== Objective ==
Below are some records. Copy every line in them that holds "Growth".

== Supplied records ==

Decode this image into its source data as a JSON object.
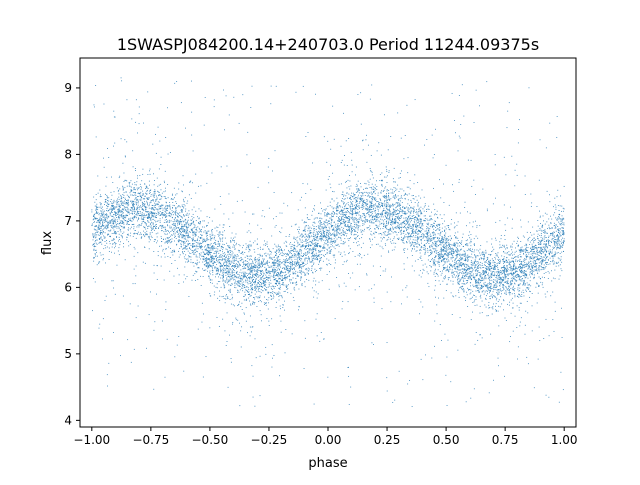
{
  "chart_data": {
    "type": "scatter",
    "title": "1SWASPJ084200.14+240703.0 Period 11244.09375s",
    "xlabel": "phase",
    "ylabel": "flux",
    "xlim": [
      -1.05,
      1.05
    ],
    "ylim": [
      3.9,
      9.45
    ],
    "xticks": [
      -1.0,
      -0.75,
      -0.5,
      -0.25,
      0.0,
      0.25,
      0.5,
      0.75,
      1.0
    ],
    "xtick_labels": [
      "−1.00",
      "−0.75",
      "−0.50",
      "−0.25",
      "0.00",
      "0.25",
      "0.50",
      "0.75",
      "1.00"
    ],
    "yticks": [
      4,
      5,
      6,
      7,
      8,
      9
    ],
    "ytick_labels": [
      "4",
      "5",
      "6",
      "7",
      "8",
      "9"
    ],
    "grid": false,
    "marker_color": "#1f77b4",
    "model": {
      "description": "phase-folded light curve, approx. sinusoid with period 1.0 in phase",
      "mean_flux": 6.67,
      "amplitude": 0.5,
      "peak_phase": [
        -0.8,
        0.2
      ],
      "trough_phase": [
        -0.3,
        0.7
      ],
      "main_scatter": 0.22,
      "outlier_range": [
        4.2,
        9.2
      ]
    },
    "series": [
      {
        "x": [
          -1.0,
          -0.9,
          -0.8,
          -0.7,
          -0.6,
          -0.5,
          -0.4,
          -0.3,
          -0.2,
          -0.1,
          0.0,
          0.1,
          0.2,
          0.3,
          0.4,
          0.5,
          0.6,
          0.7,
          0.8,
          0.9,
          1.0
        ],
        "y": [
          6.82,
          7.05,
          7.17,
          7.05,
          6.8,
          6.52,
          6.29,
          6.17,
          6.29,
          6.52,
          6.82,
          7.05,
          7.17,
          7.05,
          6.8,
          6.52,
          6.29,
          6.17,
          6.29,
          6.52,
          6.82
        ]
      }
    ],
    "n_points": 9000
  }
}
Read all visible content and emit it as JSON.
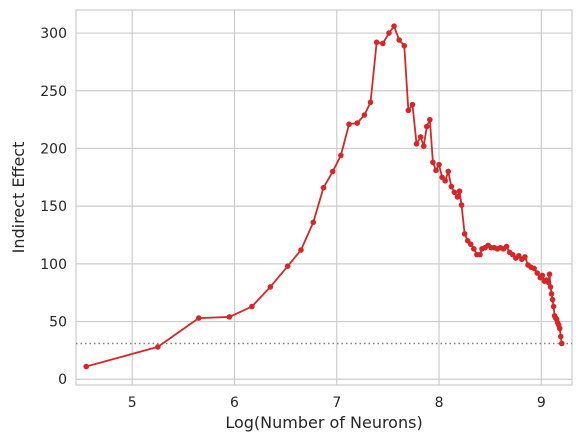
{
  "chart_data": {
    "type": "line",
    "xlabel": "Log(Number of Neurons)",
    "ylabel": "Indirect Effect",
    "xlim": [
      4.45,
      9.3
    ],
    "ylim": [
      -5,
      320
    ],
    "x_ticks": [
      5,
      6,
      7,
      8,
      9
    ],
    "y_ticks": [
      0,
      50,
      100,
      150,
      200,
      250,
      300
    ],
    "x_tick_labels": [
      "5",
      "6",
      "7",
      "8",
      "9"
    ],
    "y_tick_labels": [
      "0",
      "50",
      "100",
      "150",
      "200",
      "250",
      "300"
    ],
    "grid": true,
    "line_color": "#d62728",
    "reference_line": {
      "y": 31,
      "color": "#808080",
      "style": "dotted"
    },
    "series": [
      {
        "x": [
          4.55,
          5.25,
          5.65,
          5.95,
          6.17,
          6.35,
          6.52,
          6.65,
          6.77,
          6.87,
          6.96,
          7.04,
          7.12,
          7.2,
          7.27,
          7.33,
          7.39,
          7.45,
          7.51,
          7.56,
          7.61,
          7.66,
          7.7,
          7.74,
          7.78,
          7.82,
          7.85,
          7.88,
          7.91,
          7.94,
          7.97,
          8.0,
          8.03,
          8.06,
          8.09,
          8.12,
          8.15,
          8.18,
          8.2,
          8.22,
          8.25,
          8.28,
          8.31,
          8.34,
          8.37,
          8.4,
          8.42,
          8.45,
          8.48,
          8.51,
          8.54,
          8.57,
          8.6,
          8.63,
          8.66,
          8.69,
          8.72,
          8.75,
          8.78,
          8.81,
          8.84,
          8.87,
          8.9,
          8.93,
          8.96,
          8.99,
          9.01,
          9.03,
          9.05,
          9.07,
          9.08,
          9.09,
          9.1,
          9.11,
          9.12,
          9.13,
          9.14,
          9.15,
          9.16,
          9.17,
          9.18,
          9.19,
          9.2
        ],
        "y": [
          11,
          28,
          53,
          54,
          63,
          80,
          98,
          112,
          136,
          166,
          180,
          194,
          221,
          222,
          229,
          240,
          292,
          291,
          300,
          306,
          294,
          289,
          233,
          238,
          204,
          210,
          202,
          219,
          225,
          188,
          181,
          186,
          175,
          172,
          180,
          167,
          162,
          158,
          163,
          151,
          126,
          120,
          117,
          113,
          108,
          108,
          113,
          114,
          116,
          114,
          114,
          113,
          114,
          113,
          115,
          110,
          108,
          105,
          107,
          104,
          106,
          99,
          97,
          96,
          92,
          88,
          90,
          85,
          86,
          84,
          91,
          80,
          74,
          69,
          63,
          55,
          53,
          52,
          49,
          47,
          44,
          37,
          31
        ]
      }
    ]
  }
}
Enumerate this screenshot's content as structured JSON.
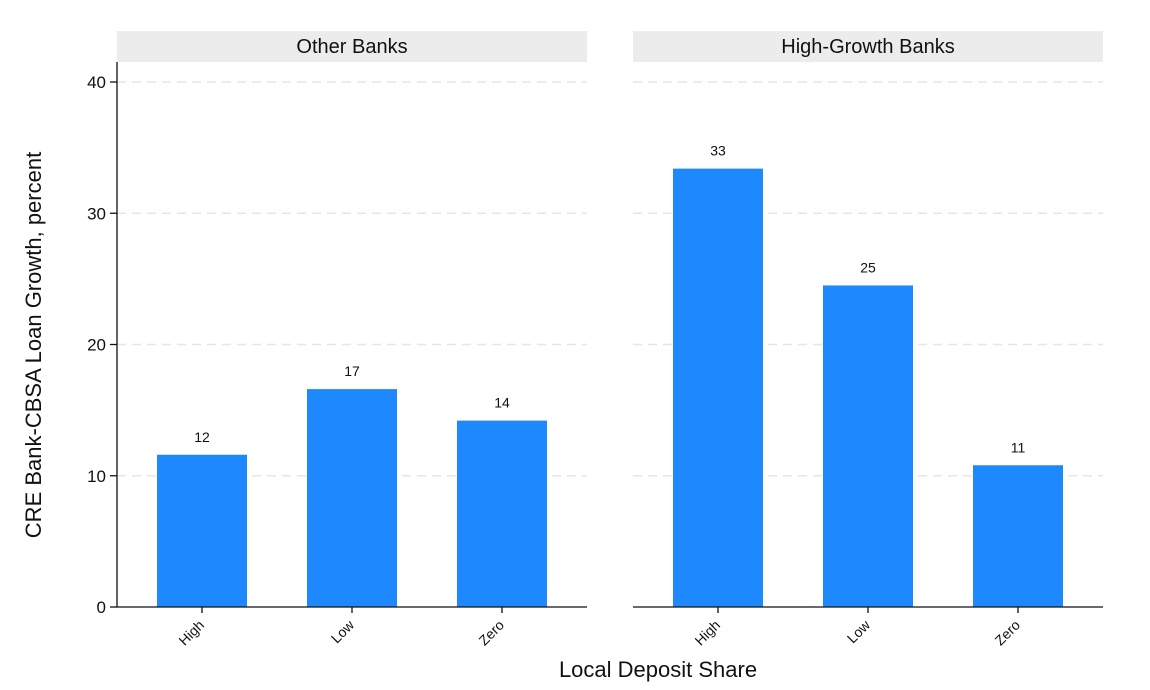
{
  "chart_data": {
    "type": "bar",
    "xlabel": "Local Deposit Share",
    "ylabel": "CRE Bank-CBSA Loan Growth, percent",
    "ylim": [
      0,
      40
    ],
    "yticks": [
      0,
      10,
      20,
      30,
      40
    ],
    "grid": true,
    "colors": {
      "bar": "#1e88ff",
      "strip": "#ececec"
    },
    "categories": [
      "High",
      "Low",
      "Zero"
    ],
    "panels": [
      {
        "title": "Other Banks",
        "values": [
          11.6,
          16.6,
          14.2
        ],
        "labels": [
          "12",
          "17",
          "14"
        ]
      },
      {
        "title": "High-Growth Banks",
        "values": [
          33.4,
          24.5,
          10.8
        ],
        "labels": [
          "33",
          "25",
          "11"
        ]
      }
    ]
  }
}
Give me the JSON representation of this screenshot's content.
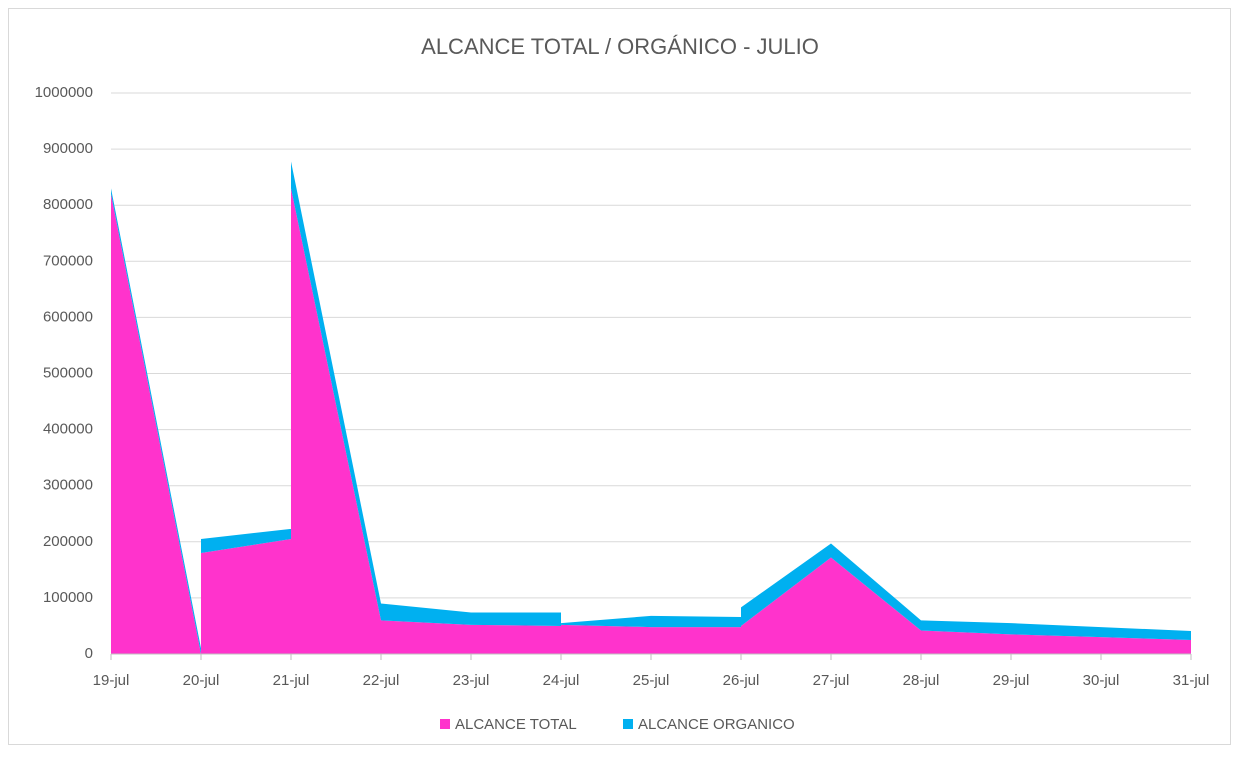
{
  "chart_data": {
    "type": "area",
    "stacked": true,
    "title": "ALCANCE TOTAL / ORGÁNICO - JULIO",
    "categories": [
      "19-jul",
      "20-jul",
      "21-jul",
      "22-jul",
      "23-jul",
      "24-jul",
      "25-jul",
      "26-jul",
      "27-jul",
      "28-jul",
      "29-jul",
      "30-jul",
      "31-jul"
    ],
    "x": [
      "19-jul",
      "20-jul",
      "20-jul",
      "21-jul",
      "21-jul",
      "22-jul",
      "23-jul",
      "24-jul",
      "24-jul",
      "25-jul",
      "26-jul",
      "26-jul",
      "27-jul",
      "28-jul",
      "29-jul",
      "30-jul",
      "31-jul"
    ],
    "series": [
      {
        "name": "ALCANCE TOTAL",
        "color": "#ff33cc",
        "values": [
          820000,
          0,
          180000,
          205000,
          830000,
          60000,
          52000,
          50000,
          52000,
          48000,
          48000,
          50000,
          172000,
          42000,
          35000,
          30000,
          25000
        ]
      },
      {
        "name": "ALCANCE ORGANICO",
        "color": "#00b0f0",
        "values": [
          10000,
          10000,
          25000,
          18000,
          48000,
          30000,
          22000,
          24000,
          3000,
          20000,
          18000,
          33000,
          25000,
          18000,
          20000,
          18000,
          16000
        ]
      }
    ],
    "ylim": [
      0,
      1000000
    ],
    "yticks": [
      0,
      100000,
      200000,
      300000,
      400000,
      500000,
      600000,
      700000,
      800000,
      900000,
      1000000
    ],
    "grid": true,
    "legend": "bottom"
  }
}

== Solved problem ==
    "ylabel": "CRE Bank-CBSA Loan Growth, percent",
        "title": "High-Growth Banks",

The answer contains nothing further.